Task requirements: From the listing below, extract each line containing the string "KENP".

:::

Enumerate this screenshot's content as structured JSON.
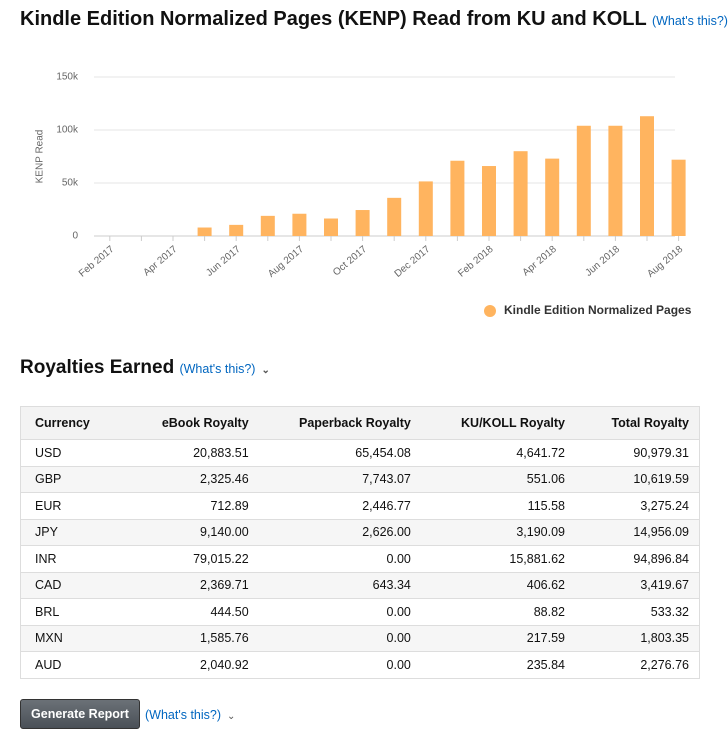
{
  "chart_data": {
    "type": "bar",
    "title": "Kindle Edition Normalized Pages (KENP) Read from KU and KOLL",
    "title_link": "(What's this?)",
    "y_label": "KENP Read",
    "categories": [
      "Feb 2017",
      null,
      "Apr 2017",
      null,
      "Jun 2017",
      null,
      "Aug 2017",
      null,
      "Oct 2017",
      null,
      "Dec 2017",
      null,
      "Feb 2018",
      null,
      "Apr 2018",
      null,
      "Jun 2018",
      null,
      "Aug 2018"
    ],
    "series": [
      {
        "name": "Kindle Edition Normalized Pages",
        "color": "#ffb45f",
        "values": [
          0,
          0,
          0,
          8000,
          10500,
          19000,
          21000,
          16500,
          24500,
          36000,
          51500,
          71000,
          66000,
          80000,
          73000,
          104000,
          104000,
          113000,
          72000
        ]
      }
    ],
    "ylim": [
      0,
      150000
    ],
    "yticks": [
      0,
      {
        "value": 50000,
        "label": "50k"
      },
      {
        "value": 100000,
        "label": "100k"
      },
      {
        "value": 150000,
        "label": "150k"
      }
    ],
    "grid": true,
    "legend": "bottom-right"
  },
  "royalties": {
    "title": "Royalties Earned",
    "link": "(What's this?)",
    "columns": [
      "Currency",
      "eBook Royalty",
      "Paperback Royalty",
      "KU/KOLL Royalty",
      "Total Royalty"
    ],
    "rows": [
      [
        "USD",
        "20,883.51",
        "65,454.08",
        "4,641.72",
        "90,979.31"
      ],
      [
        "GBP",
        "2,325.46",
        "7,743.07",
        "551.06",
        "10,619.59"
      ],
      [
        "EUR",
        "712.89",
        "2,446.77",
        "115.58",
        "3,275.24"
      ],
      [
        "JPY",
        "9,140.00",
        "2,626.00",
        "3,190.09",
        "14,956.09"
      ],
      [
        "INR",
        "79,015.22",
        "0.00",
        "15,881.62",
        "94,896.84"
      ],
      [
        "CAD",
        "2,369.71",
        "643.34",
        "406.62",
        "3,419.67"
      ],
      [
        "BRL",
        "444.50",
        "0.00",
        "88.82",
        "533.32"
      ],
      [
        "MXN",
        "1,585.76",
        "0.00",
        "217.59",
        "1,803.35"
      ],
      [
        "AUD",
        "2,040.92",
        "0.00",
        "235.84",
        "2,276.76"
      ]
    ]
  },
  "report": {
    "button": "Generate Report",
    "link": "(What's this?)"
  }
}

:::

Result of this exercise:
    "title": "Kindle Edition Normalized Pages (KENP) Read from KU and KOLL",
    "y_label": "KENP Read",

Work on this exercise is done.